- **TEXTO PARA REVISAR**

━━━━━━━━━━

Opinión

El transporte en provincias

El Fondo de Apoyo a Regiones (FAR), que debe distribuir los dineros en proyectos de inversión en transporte e infraestructura, lamentablemente contempla una flexibilidad al momento de asignar estos caudales que permite que no solo se destine para los objetivos que fue creado.

En todas las regiones se deberían promover iniciativas que busquen el ordenamiento del sistema de transporte público. AGENCIA UNO/ARCHIVOEn todas las regiones se deberían promover iniciativas que busquen el ordenamiento del sistema de transporte público. AGENCIA UNO/ARCHIVO
En todas las regiones se deberían promover iniciativas que busquen el ordenamiento del sistema de transporte público. AGENCIA UNO/ARCHIVO
Por:  Juan Irarrázaval

El programa de Subsidio Nacional al Transporte Público -espejo de Transantiago, actualmente llamado RED- nace a partir de la promulgación de la Ley de Subsidio Nacional al Transporte Público (20.378). Esta legislación fue promulgada en septiembre de 2009 y si bien tiene carácter nacional, ella misma genera una clasificación entre dos grupos geográficos: la provincia de Santiago y comunas de Puente Alto y San Bernardo (sistema RED), y el resto del país (espejo del sistema capitalino).

━━━━━━━━━━

- **MATERIAL PROPORCIONADO**
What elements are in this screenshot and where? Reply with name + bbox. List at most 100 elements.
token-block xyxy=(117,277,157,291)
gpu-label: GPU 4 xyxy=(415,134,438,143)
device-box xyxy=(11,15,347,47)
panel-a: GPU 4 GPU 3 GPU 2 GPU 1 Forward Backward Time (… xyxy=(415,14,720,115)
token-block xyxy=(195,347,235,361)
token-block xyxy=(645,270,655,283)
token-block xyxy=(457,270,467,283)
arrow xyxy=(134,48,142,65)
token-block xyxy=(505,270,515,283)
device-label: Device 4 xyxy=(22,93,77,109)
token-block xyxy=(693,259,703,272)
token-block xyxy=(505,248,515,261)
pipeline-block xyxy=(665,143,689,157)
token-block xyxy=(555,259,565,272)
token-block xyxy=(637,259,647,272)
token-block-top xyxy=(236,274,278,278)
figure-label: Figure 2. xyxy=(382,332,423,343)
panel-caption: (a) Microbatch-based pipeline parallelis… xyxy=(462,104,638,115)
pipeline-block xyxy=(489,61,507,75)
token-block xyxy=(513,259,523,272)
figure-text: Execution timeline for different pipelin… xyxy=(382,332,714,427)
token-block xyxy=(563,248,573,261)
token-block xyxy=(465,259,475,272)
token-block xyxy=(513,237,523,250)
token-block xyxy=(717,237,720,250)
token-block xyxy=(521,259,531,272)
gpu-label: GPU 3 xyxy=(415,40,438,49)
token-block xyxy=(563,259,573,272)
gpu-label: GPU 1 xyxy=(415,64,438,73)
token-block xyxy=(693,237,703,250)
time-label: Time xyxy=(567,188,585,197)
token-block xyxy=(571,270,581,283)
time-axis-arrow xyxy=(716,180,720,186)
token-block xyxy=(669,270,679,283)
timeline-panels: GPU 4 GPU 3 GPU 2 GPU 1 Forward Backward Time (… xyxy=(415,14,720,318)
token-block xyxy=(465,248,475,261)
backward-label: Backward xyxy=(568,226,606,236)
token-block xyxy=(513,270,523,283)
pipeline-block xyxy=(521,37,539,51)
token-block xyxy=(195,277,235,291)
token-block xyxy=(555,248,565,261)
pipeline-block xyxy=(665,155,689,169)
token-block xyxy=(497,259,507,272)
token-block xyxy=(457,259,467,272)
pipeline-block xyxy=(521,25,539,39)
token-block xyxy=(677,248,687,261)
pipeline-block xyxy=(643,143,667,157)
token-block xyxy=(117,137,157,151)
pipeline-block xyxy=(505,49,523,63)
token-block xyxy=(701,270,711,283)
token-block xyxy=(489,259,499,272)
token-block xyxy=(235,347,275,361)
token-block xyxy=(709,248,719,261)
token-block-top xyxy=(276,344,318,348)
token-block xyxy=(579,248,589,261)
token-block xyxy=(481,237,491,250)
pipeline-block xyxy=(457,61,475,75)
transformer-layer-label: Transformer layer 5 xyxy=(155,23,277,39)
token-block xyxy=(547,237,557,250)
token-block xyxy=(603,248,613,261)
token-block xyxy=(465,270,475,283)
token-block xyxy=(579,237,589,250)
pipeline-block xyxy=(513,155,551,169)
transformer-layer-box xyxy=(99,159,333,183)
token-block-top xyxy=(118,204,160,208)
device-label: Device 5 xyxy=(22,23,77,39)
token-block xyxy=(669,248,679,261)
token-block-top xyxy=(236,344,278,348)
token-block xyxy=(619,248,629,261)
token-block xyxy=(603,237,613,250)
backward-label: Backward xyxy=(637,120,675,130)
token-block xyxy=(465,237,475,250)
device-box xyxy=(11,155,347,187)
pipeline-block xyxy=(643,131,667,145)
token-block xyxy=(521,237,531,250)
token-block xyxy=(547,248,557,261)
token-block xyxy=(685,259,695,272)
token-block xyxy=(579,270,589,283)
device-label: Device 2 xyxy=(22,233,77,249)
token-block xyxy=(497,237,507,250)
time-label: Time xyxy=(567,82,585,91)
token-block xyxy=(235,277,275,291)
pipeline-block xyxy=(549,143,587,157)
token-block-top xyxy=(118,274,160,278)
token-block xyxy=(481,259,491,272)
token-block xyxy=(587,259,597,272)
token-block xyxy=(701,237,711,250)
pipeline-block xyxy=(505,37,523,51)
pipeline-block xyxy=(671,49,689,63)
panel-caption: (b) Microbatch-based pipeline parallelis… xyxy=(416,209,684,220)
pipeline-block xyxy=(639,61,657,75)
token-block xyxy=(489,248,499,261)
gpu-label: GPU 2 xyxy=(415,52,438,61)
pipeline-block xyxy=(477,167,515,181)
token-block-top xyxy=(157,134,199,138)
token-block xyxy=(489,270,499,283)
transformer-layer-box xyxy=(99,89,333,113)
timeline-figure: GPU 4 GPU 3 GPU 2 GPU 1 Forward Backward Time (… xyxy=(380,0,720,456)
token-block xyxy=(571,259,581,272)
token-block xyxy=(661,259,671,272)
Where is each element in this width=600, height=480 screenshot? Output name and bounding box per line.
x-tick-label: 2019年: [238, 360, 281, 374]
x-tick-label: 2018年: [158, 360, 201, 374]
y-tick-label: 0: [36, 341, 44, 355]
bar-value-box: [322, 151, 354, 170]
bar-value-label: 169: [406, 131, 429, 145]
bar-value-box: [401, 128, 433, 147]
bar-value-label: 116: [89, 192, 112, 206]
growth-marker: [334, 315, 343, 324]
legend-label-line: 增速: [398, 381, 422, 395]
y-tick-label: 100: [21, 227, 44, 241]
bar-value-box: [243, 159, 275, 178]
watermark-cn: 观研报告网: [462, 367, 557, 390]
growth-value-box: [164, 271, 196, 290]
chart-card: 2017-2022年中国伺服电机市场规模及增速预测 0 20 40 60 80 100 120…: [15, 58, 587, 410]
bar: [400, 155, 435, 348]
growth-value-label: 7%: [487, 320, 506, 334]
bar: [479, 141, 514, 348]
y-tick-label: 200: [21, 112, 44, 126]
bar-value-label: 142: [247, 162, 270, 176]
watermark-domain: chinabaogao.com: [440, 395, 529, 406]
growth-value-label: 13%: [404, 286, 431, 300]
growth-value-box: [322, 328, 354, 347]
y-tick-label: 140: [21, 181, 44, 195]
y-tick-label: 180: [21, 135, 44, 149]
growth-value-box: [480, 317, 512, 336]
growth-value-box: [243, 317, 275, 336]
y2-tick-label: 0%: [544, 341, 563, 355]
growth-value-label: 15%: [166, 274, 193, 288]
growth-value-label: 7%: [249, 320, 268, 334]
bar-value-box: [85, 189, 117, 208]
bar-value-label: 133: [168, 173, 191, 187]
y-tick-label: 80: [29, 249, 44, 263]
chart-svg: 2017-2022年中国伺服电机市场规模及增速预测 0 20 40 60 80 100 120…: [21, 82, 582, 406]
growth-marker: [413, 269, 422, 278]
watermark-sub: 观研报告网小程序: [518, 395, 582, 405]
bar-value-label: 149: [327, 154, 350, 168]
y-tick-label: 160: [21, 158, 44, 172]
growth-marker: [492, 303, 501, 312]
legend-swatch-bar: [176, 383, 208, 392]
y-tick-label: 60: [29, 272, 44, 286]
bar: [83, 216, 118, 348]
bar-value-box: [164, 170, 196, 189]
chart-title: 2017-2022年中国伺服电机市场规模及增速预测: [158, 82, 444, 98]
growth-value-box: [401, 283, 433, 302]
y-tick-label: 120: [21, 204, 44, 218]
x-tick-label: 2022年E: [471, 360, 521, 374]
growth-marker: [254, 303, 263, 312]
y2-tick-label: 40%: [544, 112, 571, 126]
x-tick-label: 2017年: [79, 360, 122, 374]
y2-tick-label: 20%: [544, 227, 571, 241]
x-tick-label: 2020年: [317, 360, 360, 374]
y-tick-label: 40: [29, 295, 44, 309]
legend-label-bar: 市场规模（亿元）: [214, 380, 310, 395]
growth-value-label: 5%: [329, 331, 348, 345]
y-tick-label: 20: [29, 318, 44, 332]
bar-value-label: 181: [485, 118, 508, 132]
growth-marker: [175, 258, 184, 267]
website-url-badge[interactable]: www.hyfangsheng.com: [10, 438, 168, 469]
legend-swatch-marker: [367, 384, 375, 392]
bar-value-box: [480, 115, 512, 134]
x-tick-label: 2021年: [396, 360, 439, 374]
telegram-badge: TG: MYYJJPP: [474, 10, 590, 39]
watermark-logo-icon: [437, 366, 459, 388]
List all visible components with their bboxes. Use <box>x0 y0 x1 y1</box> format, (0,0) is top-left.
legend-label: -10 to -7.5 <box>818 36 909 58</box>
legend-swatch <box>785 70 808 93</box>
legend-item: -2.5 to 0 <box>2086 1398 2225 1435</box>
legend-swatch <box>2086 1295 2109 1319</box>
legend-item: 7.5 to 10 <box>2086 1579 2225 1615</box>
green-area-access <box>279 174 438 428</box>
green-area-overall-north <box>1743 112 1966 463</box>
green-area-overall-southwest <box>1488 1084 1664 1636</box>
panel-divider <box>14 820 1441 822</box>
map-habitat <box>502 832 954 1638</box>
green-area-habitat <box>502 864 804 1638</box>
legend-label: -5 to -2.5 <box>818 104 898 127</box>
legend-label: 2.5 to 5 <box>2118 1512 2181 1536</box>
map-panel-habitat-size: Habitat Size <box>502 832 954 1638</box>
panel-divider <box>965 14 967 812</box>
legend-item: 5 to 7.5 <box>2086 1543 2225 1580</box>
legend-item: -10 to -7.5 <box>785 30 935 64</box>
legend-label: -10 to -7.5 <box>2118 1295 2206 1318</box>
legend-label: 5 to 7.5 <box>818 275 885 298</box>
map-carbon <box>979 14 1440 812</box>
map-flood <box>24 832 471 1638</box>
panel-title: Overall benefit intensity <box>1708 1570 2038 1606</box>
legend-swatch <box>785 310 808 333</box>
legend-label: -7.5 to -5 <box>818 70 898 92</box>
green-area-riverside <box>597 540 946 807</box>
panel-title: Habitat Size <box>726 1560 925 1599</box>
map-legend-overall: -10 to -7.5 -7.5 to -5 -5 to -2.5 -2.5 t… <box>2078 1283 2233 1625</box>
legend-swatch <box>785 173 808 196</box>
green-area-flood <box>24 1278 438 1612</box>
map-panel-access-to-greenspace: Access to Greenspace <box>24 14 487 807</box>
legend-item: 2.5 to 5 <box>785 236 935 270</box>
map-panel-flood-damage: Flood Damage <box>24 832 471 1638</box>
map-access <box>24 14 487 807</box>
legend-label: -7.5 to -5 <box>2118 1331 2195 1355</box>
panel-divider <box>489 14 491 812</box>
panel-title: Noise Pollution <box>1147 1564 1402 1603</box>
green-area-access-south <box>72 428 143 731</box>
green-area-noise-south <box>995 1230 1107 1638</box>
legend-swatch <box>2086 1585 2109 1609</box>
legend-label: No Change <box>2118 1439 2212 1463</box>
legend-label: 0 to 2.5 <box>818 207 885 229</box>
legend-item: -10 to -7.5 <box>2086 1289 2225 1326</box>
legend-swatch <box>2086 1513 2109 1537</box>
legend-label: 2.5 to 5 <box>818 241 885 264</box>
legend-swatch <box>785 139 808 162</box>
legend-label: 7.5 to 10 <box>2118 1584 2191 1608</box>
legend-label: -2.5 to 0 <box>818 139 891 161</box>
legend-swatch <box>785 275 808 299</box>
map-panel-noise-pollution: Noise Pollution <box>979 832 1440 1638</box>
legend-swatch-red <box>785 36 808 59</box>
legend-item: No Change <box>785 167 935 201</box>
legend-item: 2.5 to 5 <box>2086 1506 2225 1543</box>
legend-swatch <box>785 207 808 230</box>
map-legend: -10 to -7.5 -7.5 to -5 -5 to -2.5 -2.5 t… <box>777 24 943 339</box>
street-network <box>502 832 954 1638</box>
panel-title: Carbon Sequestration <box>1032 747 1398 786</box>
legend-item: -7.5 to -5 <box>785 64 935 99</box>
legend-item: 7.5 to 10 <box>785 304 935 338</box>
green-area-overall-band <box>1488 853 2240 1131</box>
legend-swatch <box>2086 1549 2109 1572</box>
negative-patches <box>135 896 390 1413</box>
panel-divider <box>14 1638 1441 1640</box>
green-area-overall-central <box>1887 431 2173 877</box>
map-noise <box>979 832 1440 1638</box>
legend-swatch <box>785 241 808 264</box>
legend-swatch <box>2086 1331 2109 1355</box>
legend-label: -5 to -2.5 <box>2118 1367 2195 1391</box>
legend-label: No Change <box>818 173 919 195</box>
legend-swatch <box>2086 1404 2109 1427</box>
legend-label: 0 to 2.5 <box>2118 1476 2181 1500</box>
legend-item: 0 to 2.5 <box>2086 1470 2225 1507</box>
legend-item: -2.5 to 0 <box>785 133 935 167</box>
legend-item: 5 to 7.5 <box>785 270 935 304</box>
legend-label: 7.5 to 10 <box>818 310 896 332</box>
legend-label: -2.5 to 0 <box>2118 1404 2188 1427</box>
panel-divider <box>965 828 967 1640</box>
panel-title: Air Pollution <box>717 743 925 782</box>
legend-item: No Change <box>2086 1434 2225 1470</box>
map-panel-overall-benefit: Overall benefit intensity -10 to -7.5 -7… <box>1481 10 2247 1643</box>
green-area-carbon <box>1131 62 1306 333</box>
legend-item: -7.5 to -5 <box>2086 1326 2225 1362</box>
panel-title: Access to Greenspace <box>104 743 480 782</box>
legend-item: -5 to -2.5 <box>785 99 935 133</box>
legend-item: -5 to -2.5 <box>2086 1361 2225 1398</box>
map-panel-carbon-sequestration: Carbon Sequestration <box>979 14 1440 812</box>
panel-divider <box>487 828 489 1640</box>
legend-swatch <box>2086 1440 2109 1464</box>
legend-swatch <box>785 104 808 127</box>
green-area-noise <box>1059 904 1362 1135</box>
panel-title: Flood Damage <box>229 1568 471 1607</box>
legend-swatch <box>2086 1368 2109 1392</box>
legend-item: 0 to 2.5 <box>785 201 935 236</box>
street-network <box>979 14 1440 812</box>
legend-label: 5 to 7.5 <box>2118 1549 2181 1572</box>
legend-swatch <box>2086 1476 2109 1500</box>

━━━━━━━━━━

- **QUÉ HACER**
Reproduce sin cambios el fragmento del texto sobre el transporte en provincias que empieza en las palabras "El programa de" y termina tras "del sistema capitalino).".

- **RESPUESTA A LA TAREA**
El programa de Subsidio Nacional al Transporte Público -espejo de Transantiago, actualmente llamado RED- nace a partir de la promulgación de la Ley de Subsidio Nacional al Transporte Público (20.378). Esta legislación fue promulgada en septiembre de 2009 y si bien tiene carácter nacional, ella misma genera una clasificación entre dos grupos geográficos: la provincia de Santiago y comunas de Puente Alto y San Bernardo (sistema RED), y el resto del país (espejo del sistema capitalino).